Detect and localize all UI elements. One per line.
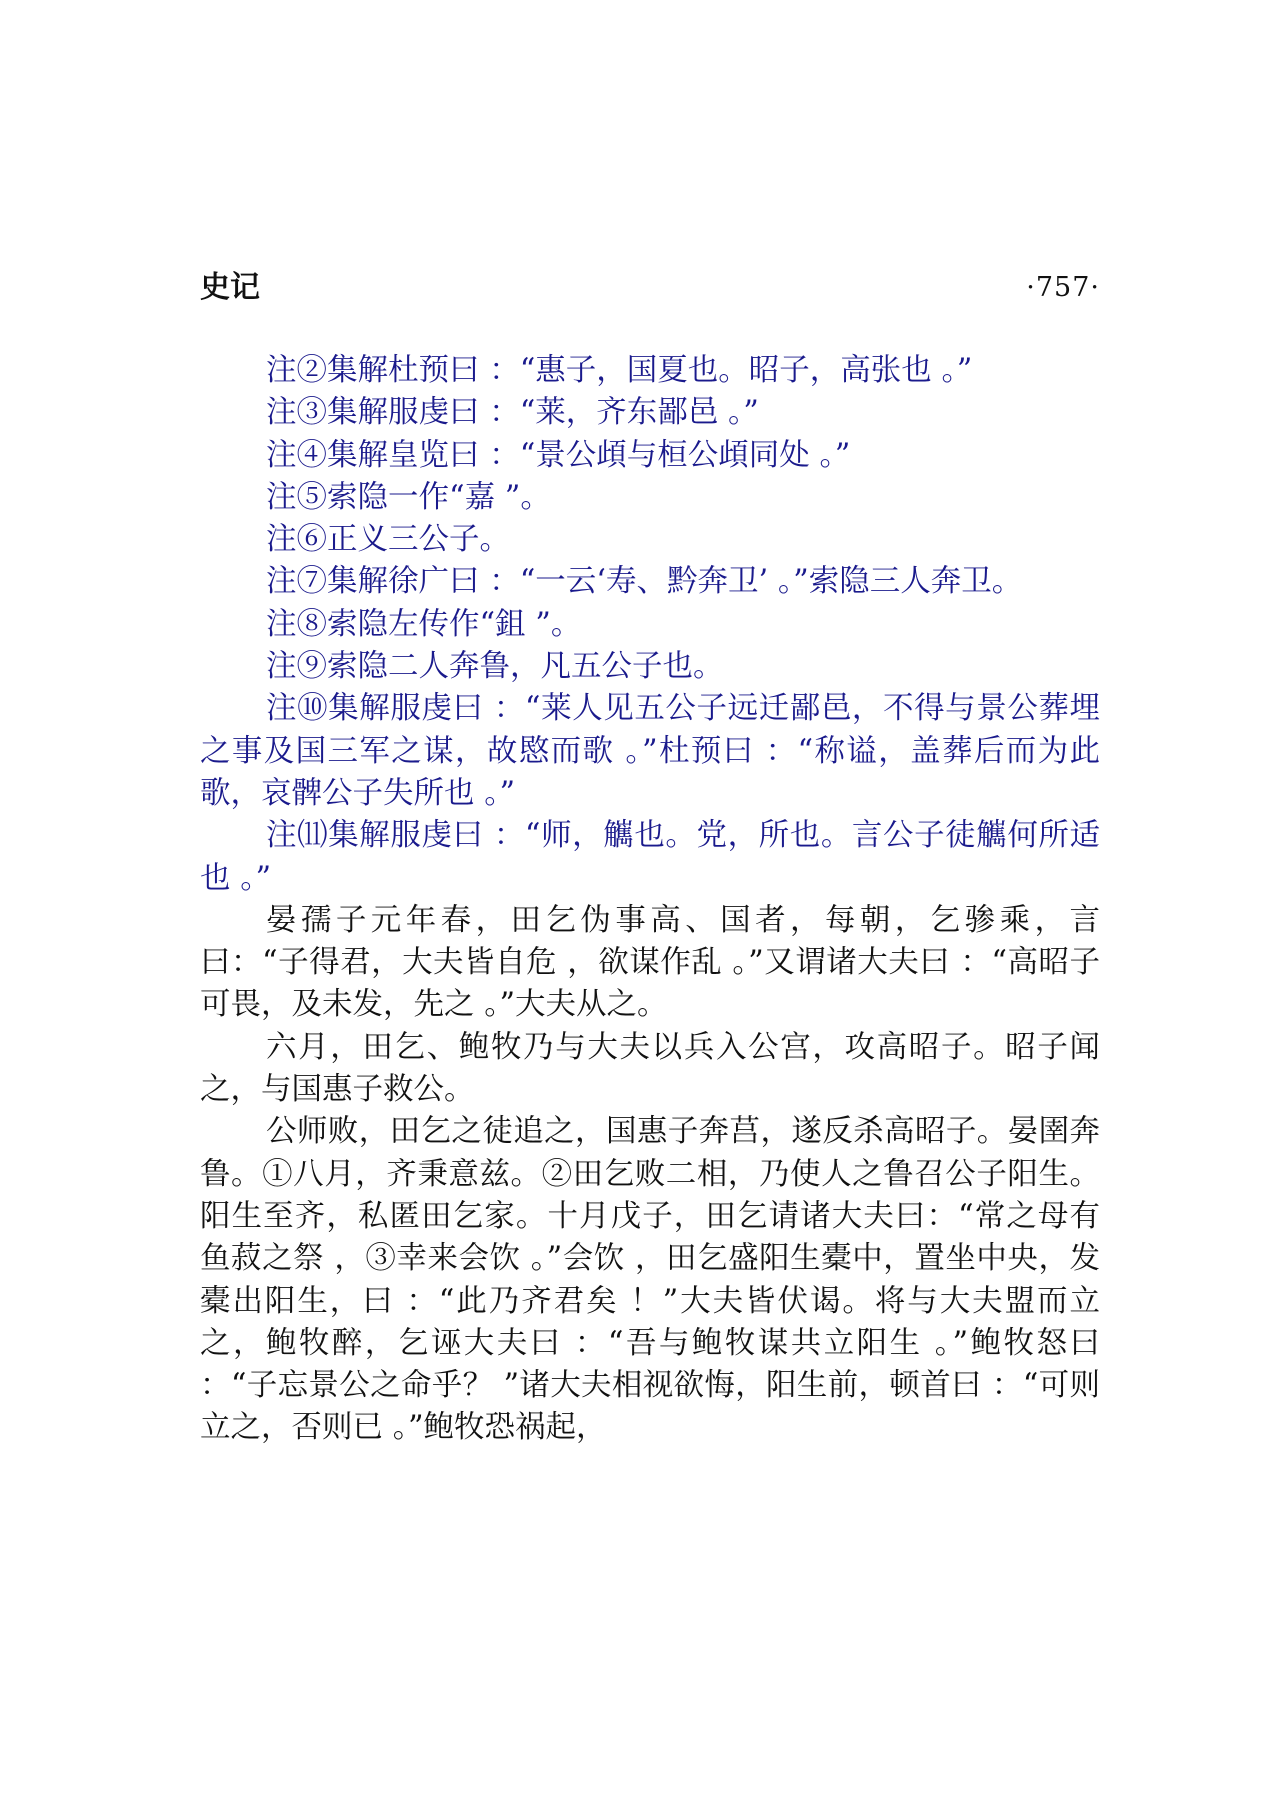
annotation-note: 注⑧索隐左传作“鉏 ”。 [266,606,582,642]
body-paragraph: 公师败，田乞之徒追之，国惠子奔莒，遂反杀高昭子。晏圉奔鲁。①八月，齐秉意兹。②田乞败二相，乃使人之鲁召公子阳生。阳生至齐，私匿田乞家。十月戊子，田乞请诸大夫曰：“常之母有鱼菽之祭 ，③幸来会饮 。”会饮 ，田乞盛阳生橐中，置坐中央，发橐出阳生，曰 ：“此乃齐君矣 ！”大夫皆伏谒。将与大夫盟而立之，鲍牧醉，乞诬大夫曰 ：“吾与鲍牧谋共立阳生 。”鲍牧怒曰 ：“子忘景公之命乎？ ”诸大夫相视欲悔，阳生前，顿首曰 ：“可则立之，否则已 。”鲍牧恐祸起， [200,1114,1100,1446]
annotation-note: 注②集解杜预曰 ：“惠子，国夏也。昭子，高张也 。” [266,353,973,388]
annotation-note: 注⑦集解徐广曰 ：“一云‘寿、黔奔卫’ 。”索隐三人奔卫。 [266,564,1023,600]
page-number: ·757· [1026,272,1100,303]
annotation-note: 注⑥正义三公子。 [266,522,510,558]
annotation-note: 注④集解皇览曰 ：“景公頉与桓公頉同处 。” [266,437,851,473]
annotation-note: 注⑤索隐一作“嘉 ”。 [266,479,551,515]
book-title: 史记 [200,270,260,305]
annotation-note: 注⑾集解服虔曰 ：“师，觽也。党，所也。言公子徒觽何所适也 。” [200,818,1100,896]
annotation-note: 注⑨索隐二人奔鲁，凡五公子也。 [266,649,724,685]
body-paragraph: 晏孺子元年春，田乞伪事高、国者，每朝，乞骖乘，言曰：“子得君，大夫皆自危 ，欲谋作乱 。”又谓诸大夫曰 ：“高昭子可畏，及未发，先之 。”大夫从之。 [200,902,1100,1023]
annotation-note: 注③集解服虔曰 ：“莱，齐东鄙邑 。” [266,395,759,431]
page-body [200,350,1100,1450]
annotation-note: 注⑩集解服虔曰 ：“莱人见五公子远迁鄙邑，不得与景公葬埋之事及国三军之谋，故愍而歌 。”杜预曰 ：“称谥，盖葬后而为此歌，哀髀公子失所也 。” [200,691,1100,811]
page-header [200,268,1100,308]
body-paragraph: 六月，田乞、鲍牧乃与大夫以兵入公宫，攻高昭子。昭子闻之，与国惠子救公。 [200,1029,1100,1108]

* * *

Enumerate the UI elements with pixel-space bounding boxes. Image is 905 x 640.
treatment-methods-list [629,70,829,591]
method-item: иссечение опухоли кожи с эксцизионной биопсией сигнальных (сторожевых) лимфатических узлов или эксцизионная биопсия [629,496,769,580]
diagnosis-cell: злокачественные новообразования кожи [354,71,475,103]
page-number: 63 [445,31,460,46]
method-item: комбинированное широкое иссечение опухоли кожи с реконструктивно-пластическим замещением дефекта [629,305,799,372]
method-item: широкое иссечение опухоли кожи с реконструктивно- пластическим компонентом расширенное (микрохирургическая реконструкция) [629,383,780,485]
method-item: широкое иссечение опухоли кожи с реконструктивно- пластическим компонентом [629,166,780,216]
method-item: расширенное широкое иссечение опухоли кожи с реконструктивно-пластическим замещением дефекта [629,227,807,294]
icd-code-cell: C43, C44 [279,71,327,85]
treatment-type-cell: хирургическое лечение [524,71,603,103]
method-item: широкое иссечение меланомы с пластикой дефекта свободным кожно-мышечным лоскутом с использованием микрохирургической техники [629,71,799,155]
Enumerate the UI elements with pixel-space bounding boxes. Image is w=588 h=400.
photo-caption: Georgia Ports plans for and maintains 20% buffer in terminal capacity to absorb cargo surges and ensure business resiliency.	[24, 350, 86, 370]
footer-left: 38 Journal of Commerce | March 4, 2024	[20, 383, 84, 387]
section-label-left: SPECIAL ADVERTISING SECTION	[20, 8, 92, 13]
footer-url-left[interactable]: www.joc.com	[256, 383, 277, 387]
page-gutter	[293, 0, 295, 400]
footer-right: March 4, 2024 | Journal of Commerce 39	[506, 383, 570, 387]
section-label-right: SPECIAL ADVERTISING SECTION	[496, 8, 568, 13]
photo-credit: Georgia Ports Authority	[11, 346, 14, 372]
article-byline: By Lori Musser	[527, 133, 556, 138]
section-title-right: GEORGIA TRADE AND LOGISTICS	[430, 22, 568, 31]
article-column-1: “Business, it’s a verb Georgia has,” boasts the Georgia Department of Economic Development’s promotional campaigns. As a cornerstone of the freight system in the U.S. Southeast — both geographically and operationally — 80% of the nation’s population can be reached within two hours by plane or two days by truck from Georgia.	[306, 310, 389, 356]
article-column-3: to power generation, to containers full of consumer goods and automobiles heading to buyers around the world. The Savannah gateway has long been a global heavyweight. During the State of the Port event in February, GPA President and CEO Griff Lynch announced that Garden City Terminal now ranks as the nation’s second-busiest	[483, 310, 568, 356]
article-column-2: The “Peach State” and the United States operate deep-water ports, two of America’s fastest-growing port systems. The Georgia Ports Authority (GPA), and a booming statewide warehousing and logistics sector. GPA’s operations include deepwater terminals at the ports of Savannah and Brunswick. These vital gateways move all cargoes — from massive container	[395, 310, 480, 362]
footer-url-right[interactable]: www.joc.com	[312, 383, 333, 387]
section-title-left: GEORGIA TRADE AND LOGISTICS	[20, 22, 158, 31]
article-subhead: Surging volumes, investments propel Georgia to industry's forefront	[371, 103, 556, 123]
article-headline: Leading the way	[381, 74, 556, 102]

...

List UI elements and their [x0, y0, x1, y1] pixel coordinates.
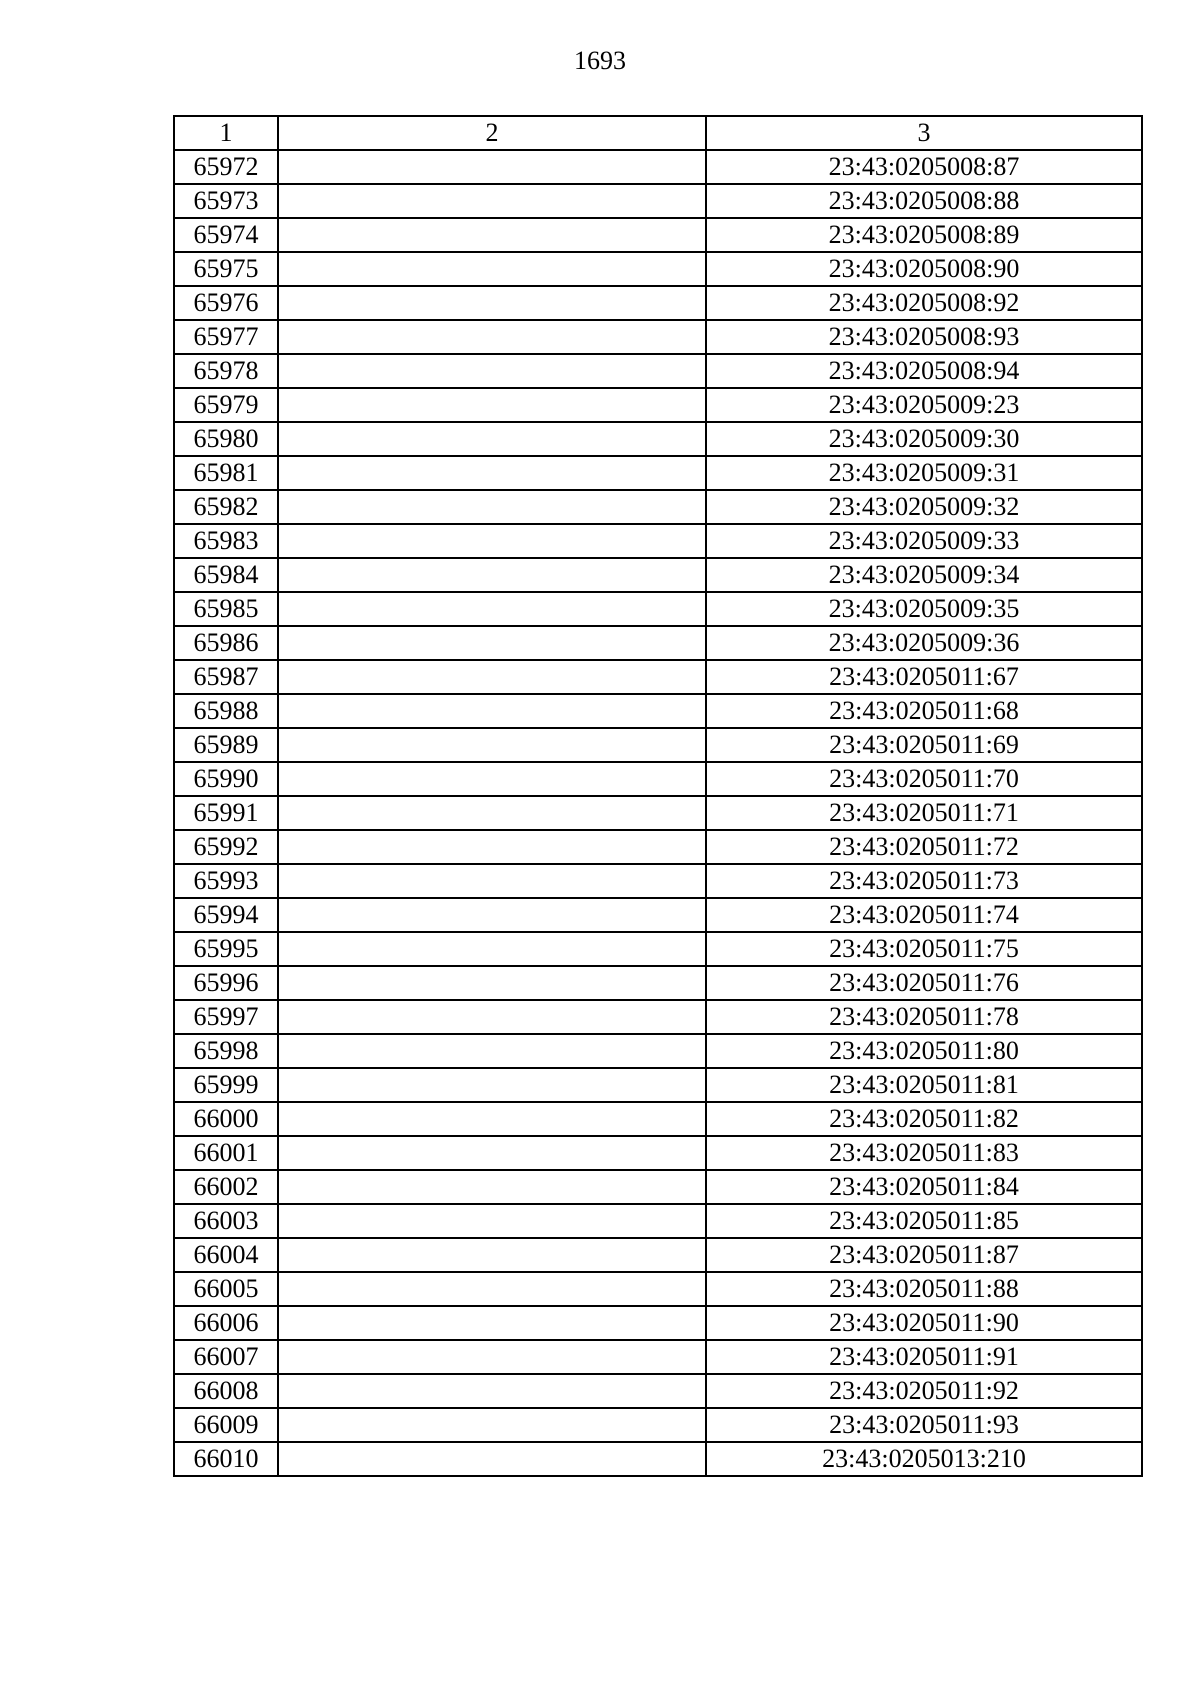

▶ [Work to be completed]:
Please set down the items above, unchanged, from the line with "is 905 x 640." up to and including the line with "method-item: комбинированное широкое".

▶ [Solution to this task]:
Enumerate the UI elements with pixel-space bounding boxes. Image is 905 x 640.
treatment-methods-list [629,70,829,591]
method-item: иссечение опухоли кожи с эксцизионной биопсией сигнальных (сторожевых) лимфатических узлов или эксцизионная биопсия [629,496,769,580]
diagnosis-cell: злокачественные новообразования кожи [354,71,475,103]
page-number: 63 [445,31,460,46]
method-item: комбинированное широкое иссечение опухоли кожи с реконструктивно-пластическим замещением дефекта [629,305,799,372]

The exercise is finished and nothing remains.